#### A block of data:
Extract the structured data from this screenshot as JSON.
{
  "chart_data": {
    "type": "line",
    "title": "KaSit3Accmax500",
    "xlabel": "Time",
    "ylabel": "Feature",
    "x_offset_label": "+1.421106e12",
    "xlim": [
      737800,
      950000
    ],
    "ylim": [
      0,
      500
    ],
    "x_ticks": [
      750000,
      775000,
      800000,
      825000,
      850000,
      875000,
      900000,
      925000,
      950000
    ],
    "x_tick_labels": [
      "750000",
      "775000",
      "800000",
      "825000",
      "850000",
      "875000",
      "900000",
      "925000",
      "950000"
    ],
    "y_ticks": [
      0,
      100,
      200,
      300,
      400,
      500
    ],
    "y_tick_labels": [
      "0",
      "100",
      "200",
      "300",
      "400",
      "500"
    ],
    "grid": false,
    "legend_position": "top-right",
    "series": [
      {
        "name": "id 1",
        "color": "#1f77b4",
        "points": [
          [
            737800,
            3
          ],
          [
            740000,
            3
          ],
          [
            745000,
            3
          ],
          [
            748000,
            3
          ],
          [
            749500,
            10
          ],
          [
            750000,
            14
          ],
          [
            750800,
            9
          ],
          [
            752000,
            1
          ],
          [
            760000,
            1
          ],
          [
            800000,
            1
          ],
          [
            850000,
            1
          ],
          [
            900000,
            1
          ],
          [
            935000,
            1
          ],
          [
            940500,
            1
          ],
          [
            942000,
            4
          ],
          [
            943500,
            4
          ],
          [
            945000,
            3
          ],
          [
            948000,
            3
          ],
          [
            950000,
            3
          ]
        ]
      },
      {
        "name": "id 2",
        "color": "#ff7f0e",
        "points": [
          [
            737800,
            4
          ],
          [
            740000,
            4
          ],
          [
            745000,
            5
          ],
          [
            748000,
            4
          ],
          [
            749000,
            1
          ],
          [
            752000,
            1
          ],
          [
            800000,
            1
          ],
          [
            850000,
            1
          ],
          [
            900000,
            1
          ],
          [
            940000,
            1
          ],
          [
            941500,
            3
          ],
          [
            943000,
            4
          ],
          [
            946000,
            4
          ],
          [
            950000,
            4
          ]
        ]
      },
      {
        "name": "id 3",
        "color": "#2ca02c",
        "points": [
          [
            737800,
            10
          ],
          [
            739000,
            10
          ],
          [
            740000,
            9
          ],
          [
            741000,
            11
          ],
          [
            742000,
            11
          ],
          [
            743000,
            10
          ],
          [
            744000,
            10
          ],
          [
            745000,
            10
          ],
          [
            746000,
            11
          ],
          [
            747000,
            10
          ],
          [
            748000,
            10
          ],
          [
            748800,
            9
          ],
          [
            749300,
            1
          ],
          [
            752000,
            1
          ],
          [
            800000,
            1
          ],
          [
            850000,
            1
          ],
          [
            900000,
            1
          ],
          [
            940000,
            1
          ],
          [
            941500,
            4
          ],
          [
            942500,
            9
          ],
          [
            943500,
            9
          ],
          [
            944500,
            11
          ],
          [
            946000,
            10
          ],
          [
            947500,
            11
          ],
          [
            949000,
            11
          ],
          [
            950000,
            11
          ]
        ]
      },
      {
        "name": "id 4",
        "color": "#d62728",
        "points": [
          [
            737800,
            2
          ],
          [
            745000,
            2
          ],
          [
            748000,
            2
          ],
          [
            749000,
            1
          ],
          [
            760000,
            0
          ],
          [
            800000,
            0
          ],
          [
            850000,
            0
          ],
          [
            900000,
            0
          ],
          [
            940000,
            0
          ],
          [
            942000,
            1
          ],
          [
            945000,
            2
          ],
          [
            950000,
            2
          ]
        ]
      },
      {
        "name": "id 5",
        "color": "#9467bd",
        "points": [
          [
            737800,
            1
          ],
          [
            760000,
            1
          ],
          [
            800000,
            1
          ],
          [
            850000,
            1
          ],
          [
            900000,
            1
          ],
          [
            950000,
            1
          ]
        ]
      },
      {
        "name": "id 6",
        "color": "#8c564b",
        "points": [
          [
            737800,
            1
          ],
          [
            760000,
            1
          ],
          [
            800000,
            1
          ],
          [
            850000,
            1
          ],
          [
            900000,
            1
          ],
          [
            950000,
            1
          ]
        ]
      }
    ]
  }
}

#### STATED PROBLEM:
Select all lines in the listing that include the word "color".

#### SOLVED PROBLEM:
        "color": "#1f77b4",
        "color": "#ff7f0e",
        "color": "#2ca02c",
        "color": "#d62728",
        "color": "#9467bd",
        "color": "#8c564b",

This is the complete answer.